Collected data:
## Begin

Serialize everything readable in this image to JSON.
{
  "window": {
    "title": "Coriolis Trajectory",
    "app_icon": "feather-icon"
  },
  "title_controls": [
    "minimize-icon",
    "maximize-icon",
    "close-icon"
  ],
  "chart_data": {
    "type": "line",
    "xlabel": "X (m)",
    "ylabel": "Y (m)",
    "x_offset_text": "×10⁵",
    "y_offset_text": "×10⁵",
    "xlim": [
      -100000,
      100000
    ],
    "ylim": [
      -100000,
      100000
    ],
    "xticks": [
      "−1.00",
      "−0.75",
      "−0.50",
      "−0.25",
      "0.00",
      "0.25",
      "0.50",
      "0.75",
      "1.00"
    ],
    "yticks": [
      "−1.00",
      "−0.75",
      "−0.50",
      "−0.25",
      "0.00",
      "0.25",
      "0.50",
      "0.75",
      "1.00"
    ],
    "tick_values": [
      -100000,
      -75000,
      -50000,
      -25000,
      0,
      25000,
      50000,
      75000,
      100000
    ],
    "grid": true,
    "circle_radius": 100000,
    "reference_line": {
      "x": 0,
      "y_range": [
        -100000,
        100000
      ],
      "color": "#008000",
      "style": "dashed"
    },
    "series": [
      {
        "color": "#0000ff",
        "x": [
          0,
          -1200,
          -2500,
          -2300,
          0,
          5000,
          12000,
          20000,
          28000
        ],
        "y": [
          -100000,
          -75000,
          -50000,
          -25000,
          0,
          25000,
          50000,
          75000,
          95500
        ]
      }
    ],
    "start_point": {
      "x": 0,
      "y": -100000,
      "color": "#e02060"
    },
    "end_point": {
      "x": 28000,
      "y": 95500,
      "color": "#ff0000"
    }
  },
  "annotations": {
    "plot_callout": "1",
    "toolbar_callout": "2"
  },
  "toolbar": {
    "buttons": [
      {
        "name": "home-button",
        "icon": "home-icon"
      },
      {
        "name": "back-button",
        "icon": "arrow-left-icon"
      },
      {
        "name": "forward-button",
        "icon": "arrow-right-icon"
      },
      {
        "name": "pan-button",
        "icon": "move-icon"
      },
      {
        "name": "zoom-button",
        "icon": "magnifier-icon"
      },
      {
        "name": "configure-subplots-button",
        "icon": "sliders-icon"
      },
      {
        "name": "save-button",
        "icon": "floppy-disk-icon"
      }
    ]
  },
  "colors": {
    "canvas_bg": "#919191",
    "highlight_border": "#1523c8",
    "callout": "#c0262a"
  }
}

## End

● **To be done**:
Identify and copy the lines holding the word "icon".

● **Finished answer**:
    "app_icon": "feather-icon"
    "minimize-icon",
    "maximize-icon",
    "close-icon"
        "icon": "home-icon"
        "icon": "arrow-left-icon"
        "icon": "arrow-right-icon"
        "icon": "move-icon"
        "icon": "magnifier-icon"
        "icon": "sliders-icon"
        "icon": "floppy-disk-icon"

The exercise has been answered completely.